START

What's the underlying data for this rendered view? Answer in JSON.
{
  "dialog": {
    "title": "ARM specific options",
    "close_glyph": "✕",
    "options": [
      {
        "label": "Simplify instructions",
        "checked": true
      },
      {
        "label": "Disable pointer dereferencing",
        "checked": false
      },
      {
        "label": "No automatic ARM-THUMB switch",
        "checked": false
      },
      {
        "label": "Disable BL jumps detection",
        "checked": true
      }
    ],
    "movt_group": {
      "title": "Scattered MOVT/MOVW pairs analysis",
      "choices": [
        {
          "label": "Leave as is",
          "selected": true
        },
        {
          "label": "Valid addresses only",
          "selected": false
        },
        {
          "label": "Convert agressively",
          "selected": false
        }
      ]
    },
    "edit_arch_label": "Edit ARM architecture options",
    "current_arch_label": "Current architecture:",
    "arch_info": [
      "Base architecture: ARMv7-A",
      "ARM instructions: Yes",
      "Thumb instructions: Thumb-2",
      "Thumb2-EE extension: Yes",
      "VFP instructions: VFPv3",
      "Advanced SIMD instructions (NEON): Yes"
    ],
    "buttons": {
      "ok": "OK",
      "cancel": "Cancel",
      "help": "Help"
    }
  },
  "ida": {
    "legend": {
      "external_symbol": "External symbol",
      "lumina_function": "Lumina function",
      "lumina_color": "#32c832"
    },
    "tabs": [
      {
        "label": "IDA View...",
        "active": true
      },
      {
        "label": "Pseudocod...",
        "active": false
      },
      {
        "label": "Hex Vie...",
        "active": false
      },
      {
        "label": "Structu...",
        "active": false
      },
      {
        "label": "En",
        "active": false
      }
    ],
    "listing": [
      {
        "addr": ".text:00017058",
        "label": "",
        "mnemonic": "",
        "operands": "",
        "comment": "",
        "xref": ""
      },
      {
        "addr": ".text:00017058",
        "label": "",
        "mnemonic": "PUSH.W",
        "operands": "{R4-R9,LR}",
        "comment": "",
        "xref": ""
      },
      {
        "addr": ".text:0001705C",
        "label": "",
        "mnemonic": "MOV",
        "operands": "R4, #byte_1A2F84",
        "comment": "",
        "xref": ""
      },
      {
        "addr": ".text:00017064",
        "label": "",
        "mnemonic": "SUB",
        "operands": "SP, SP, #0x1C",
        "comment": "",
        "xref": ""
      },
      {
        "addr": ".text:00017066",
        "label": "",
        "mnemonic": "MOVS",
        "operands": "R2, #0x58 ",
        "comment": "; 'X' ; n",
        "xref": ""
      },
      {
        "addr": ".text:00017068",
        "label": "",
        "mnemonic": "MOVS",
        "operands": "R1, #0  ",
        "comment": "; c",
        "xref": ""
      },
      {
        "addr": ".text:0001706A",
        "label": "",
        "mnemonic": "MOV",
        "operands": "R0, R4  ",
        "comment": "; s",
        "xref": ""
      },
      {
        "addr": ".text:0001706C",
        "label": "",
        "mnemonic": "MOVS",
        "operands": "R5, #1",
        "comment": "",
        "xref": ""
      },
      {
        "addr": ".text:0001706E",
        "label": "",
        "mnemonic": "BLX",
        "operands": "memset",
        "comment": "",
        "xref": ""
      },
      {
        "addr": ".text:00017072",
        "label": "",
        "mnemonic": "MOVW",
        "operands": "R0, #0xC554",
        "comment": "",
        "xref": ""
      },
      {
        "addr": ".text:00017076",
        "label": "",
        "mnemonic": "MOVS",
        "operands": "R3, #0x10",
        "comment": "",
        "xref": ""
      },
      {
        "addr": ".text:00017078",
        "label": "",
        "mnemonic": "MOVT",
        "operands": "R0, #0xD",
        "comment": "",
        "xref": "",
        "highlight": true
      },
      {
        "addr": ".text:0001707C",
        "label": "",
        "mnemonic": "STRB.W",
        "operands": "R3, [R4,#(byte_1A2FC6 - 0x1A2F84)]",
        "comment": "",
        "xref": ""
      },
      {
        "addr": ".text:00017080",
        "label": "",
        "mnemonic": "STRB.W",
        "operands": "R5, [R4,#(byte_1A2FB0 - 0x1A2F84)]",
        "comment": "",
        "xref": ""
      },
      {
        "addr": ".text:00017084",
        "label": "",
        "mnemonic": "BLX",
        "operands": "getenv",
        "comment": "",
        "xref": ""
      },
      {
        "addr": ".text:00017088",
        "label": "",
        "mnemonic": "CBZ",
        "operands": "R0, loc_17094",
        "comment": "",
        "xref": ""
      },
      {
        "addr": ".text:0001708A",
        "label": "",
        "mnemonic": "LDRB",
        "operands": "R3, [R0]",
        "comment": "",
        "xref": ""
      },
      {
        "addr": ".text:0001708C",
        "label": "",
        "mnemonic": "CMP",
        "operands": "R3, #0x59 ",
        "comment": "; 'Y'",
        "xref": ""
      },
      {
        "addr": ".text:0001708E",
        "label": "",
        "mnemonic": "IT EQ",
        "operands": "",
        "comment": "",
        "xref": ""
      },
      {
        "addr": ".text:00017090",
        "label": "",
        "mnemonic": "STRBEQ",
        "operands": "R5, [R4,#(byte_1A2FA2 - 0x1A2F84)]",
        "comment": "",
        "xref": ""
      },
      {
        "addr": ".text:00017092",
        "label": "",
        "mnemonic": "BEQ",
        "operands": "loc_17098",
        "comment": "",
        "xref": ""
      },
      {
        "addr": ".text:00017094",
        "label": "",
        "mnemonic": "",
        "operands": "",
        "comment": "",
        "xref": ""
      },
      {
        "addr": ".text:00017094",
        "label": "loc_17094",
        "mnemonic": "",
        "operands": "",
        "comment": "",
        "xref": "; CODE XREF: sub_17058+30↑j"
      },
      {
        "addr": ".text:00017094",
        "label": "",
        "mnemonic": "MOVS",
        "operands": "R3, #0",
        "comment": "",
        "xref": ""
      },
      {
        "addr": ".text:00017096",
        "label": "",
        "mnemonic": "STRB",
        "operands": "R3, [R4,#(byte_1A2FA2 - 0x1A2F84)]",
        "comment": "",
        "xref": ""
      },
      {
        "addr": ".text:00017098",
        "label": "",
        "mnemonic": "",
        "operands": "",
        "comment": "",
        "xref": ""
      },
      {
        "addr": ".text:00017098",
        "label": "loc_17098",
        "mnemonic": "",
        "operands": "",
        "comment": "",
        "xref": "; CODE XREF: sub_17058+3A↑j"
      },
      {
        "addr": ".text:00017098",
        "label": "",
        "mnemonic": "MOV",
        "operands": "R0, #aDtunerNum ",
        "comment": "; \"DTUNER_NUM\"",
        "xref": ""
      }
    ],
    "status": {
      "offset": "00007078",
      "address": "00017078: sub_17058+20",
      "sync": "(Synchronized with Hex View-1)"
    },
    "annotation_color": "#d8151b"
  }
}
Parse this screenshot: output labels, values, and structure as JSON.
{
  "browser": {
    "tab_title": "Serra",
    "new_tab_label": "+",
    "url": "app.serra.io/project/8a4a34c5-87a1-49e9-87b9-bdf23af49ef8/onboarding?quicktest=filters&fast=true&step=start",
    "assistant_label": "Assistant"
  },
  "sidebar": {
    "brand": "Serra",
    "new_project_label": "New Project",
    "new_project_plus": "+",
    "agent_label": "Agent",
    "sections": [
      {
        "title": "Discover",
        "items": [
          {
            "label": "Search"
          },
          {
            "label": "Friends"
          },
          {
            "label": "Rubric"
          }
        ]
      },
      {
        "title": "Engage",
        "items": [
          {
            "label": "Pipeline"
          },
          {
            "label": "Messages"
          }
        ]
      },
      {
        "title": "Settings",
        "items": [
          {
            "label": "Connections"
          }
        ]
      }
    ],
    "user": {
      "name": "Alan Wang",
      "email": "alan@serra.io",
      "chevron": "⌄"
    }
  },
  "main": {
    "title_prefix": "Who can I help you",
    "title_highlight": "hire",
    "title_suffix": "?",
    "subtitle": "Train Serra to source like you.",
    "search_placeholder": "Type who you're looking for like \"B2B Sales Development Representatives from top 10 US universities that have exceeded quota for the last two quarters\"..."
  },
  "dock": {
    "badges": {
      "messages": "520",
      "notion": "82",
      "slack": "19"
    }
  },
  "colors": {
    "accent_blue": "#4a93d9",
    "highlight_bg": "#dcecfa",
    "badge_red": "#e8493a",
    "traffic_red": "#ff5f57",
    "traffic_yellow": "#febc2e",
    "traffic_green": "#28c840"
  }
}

END

*DO THIS*.
Pick out and copy every line that contains the word "options".

*RIGHT ANSWER*.
    "title": "ARM specific options",
    "options": [
    "edit_arch_label": "Edit ARM architecture options",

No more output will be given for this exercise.